DIRECTION
Check every line below for the word "content" and copy each one that has it.

----- GIVEN RECORDS

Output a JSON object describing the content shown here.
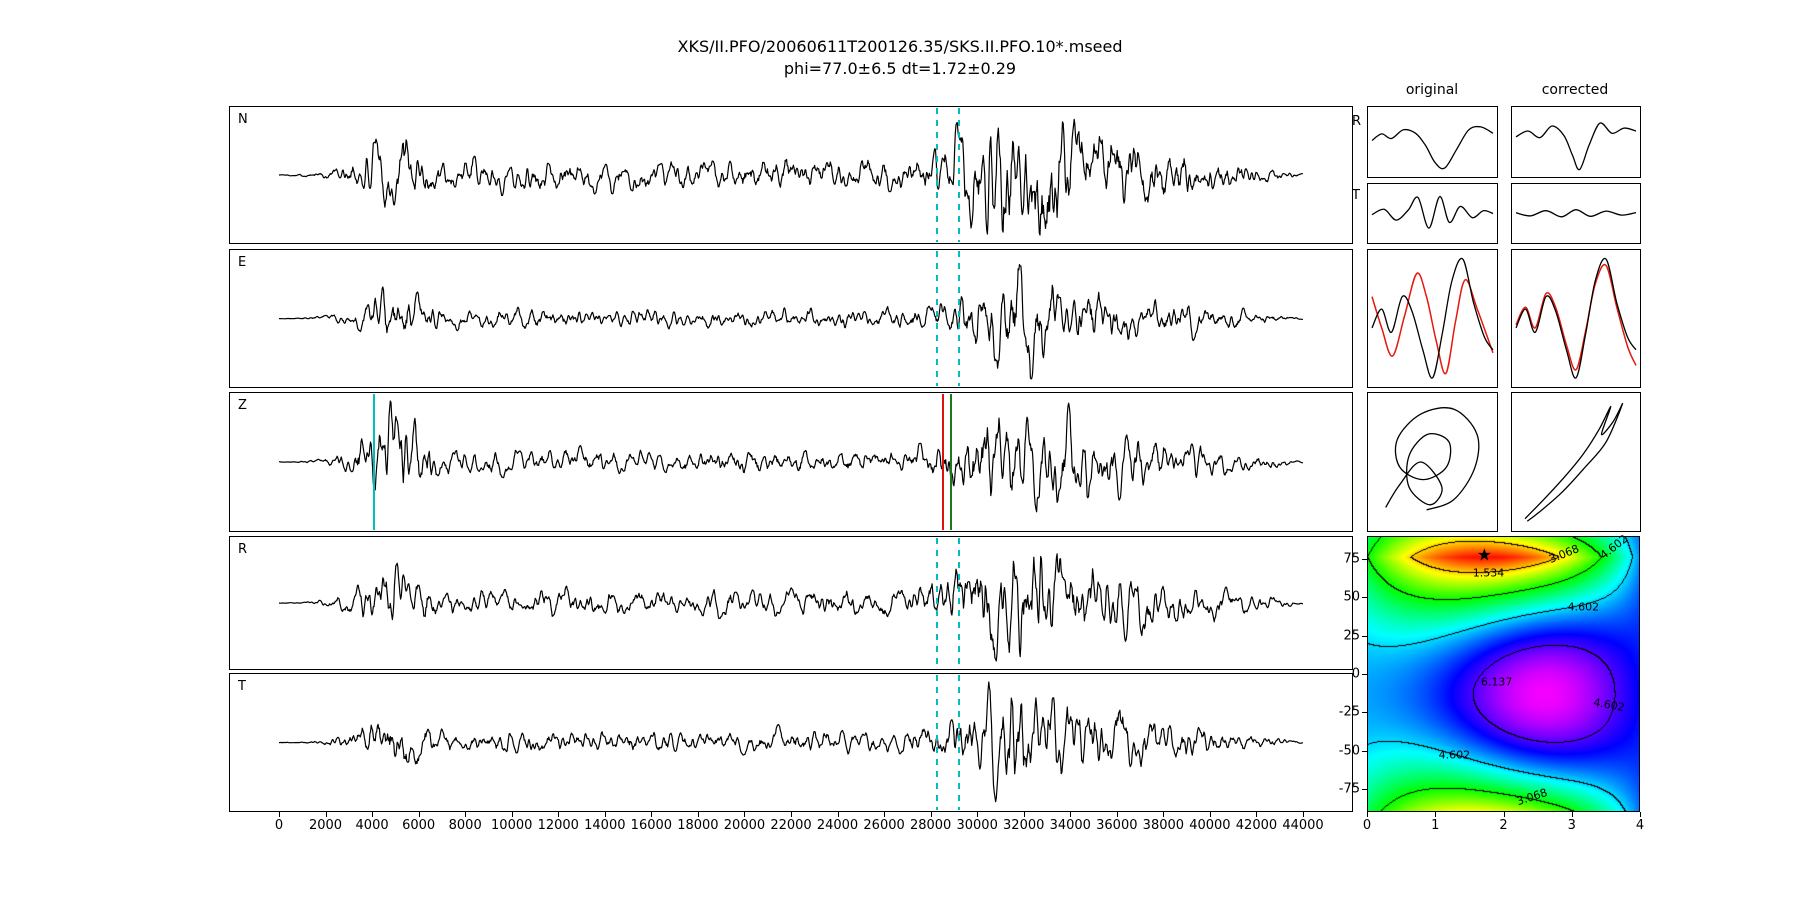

----------
----- GIVEN RECORDS

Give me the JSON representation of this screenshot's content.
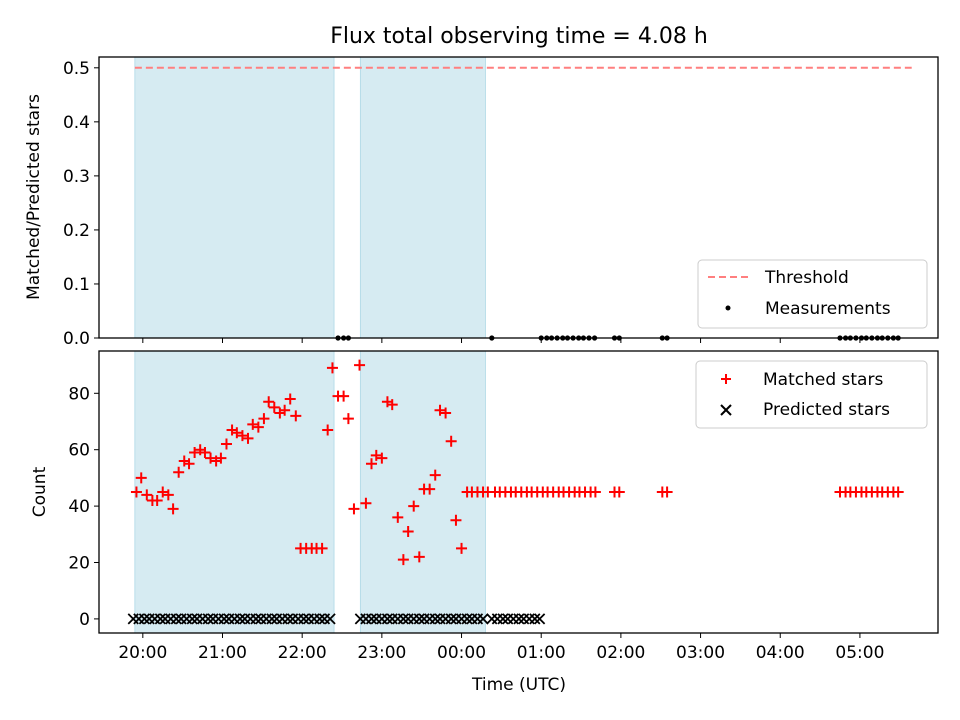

----------
----- GIVEN RECORDS

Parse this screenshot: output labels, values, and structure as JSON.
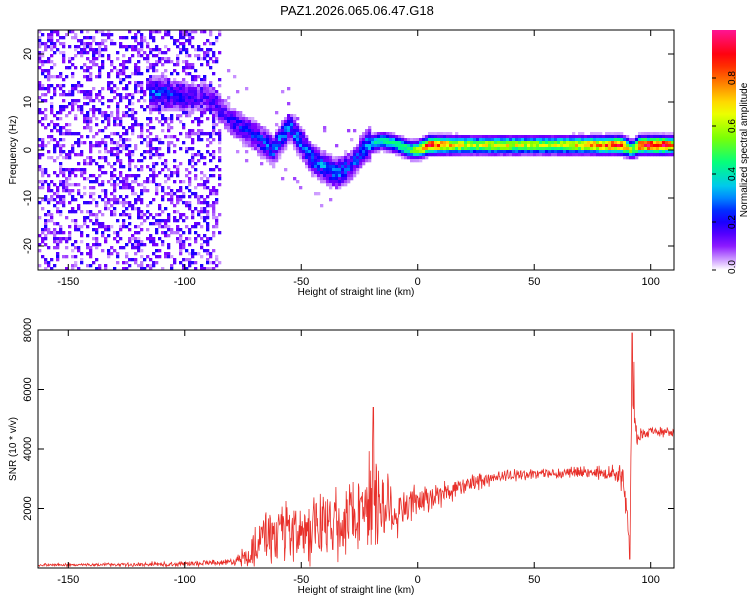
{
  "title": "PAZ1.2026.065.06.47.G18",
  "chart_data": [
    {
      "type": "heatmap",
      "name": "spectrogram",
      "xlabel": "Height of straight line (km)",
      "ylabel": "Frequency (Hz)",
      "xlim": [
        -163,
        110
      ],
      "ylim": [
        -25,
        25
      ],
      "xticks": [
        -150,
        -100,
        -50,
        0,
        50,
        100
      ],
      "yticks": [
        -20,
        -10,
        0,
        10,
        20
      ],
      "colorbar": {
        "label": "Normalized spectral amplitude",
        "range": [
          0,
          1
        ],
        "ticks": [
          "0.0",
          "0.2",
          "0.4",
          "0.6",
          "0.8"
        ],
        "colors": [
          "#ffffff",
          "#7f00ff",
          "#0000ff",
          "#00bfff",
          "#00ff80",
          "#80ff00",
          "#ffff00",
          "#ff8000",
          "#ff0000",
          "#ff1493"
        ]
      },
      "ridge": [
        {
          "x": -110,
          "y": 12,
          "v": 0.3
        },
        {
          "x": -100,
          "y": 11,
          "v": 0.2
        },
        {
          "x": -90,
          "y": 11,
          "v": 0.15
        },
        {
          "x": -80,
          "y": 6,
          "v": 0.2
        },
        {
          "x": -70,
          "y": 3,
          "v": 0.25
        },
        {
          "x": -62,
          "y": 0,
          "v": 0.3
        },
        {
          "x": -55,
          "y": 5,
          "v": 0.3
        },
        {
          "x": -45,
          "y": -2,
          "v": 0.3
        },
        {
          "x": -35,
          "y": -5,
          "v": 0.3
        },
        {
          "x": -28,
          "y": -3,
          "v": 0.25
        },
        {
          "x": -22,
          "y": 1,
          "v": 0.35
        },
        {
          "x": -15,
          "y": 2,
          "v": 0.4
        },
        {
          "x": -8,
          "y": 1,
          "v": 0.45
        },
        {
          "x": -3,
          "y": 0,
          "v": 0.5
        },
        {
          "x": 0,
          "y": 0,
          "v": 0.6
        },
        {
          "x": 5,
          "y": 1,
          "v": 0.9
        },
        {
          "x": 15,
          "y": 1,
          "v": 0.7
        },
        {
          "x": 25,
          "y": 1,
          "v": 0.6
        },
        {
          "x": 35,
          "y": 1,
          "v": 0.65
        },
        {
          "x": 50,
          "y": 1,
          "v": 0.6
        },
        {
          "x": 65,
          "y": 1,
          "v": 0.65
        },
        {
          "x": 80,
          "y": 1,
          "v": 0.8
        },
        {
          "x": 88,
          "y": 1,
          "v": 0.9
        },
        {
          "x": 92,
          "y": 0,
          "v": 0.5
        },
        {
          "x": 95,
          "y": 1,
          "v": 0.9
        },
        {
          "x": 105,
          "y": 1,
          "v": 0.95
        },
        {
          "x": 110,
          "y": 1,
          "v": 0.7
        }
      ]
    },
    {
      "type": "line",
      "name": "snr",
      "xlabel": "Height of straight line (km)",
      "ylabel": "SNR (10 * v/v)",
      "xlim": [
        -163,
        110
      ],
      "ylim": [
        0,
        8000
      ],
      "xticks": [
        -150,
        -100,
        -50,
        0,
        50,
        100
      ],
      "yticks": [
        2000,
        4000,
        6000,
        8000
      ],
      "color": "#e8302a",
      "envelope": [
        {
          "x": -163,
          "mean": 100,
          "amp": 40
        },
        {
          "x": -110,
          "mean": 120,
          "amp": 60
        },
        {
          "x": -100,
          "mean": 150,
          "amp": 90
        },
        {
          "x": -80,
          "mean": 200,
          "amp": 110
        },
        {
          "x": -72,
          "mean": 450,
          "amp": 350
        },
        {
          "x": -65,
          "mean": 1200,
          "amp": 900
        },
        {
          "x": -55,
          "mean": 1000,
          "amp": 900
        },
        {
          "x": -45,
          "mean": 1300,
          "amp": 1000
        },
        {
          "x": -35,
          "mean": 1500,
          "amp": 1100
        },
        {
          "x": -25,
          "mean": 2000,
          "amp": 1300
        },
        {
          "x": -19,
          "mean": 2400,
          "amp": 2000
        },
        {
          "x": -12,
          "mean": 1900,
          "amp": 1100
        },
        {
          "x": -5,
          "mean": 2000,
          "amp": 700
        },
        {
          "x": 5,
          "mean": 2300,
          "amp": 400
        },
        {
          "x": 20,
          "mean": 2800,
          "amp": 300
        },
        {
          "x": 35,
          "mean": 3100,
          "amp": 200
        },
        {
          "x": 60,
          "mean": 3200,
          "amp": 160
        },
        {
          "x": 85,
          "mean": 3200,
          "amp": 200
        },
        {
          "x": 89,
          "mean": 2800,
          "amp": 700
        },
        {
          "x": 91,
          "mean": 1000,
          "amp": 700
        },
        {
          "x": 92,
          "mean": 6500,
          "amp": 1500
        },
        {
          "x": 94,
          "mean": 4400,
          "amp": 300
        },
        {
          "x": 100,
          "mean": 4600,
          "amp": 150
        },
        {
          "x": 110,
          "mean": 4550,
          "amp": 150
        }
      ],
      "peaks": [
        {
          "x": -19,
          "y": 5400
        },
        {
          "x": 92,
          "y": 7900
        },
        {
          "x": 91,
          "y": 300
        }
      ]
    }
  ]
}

----------

OUTPUT OF THE EXERCISE
Output a JSON object describing the content shown here.
Give me the JSON representation of this screenshot's content.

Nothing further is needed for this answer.